● To do
Provide the data again in its entirety, exactly as given.

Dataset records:
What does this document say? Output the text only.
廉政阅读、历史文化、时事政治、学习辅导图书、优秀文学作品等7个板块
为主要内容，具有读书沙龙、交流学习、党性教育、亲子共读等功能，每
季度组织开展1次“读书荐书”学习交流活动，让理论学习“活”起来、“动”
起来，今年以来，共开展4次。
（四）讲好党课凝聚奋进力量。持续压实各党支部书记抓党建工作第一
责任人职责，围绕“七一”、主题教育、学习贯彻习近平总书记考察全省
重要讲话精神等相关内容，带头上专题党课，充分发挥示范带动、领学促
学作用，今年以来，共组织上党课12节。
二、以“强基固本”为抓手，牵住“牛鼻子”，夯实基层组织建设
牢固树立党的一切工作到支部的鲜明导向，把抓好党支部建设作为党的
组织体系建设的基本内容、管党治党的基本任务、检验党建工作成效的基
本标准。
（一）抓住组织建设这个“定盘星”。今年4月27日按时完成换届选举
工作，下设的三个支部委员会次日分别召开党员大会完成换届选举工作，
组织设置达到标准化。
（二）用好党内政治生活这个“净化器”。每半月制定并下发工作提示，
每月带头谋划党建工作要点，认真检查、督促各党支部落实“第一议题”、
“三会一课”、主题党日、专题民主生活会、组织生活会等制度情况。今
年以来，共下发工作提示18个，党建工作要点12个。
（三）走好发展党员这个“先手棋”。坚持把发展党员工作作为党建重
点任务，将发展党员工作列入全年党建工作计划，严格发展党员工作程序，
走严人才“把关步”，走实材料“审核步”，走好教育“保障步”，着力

● Answer to the task
What does this document say? Output the text only.
廉政阅读、历史文化、时事政治、学习辅导图书、优秀文学作品等7个板块
为主要内容，具有读书沙龙、交流学习、党性教育、亲子共读等功能，每
季度组织开展1次“读书荐书”学习交流活动，让理论学习“活”起来、“动”
起来，今年以来，共开展4次。
（四）讲好党课凝聚奋进力量。持续压实各党支部书记抓党建工作第一
责任人职责，围绕“七一”、主题教育、学习贯彻习近平总书记考察全省
重要讲话精神等相关内容，带头上专题党课，充分发挥示范带动、领学促
学作用，今年以来，共组织上党课12节。
二、以“强基固本”为抓手，牵住“牛鼻子”，夯实基层组织建设
牢固树立党的一切工作到支部的鲜明导向，把抓好党支部建设作为党的
组织体系建设的基本内容、管党治党的基本任务、检验党建工作成效的基
本标准。
（一）抓住组织建设这个“定盘星”。今年4月27日按时完成换届选举
工作，下设的三个支部委员会次日分别召开党员大会完成换届选举工作，
组织设置达到标准化。
（二）用好党内政治生活这个“净化器”。每半月制定并下发工作提示，
每月带头谋划党建工作要点，认真检查、督促各党支部落实“第一议题”、
“三会一课”、主题党日、专题民主生活会、组织生活会等制度情况。今
年以来，共下发工作提示18个，党建工作要点12个。
（三）走好发展党员这个“先手棋”。坚持把发展党员工作作为党建重
点任务，将发展党员工作列入全年党建工作计划，严格发展党员工作程序，
走严人才“把关步”，走实材料“审核步”，走好教育“保障步”，着力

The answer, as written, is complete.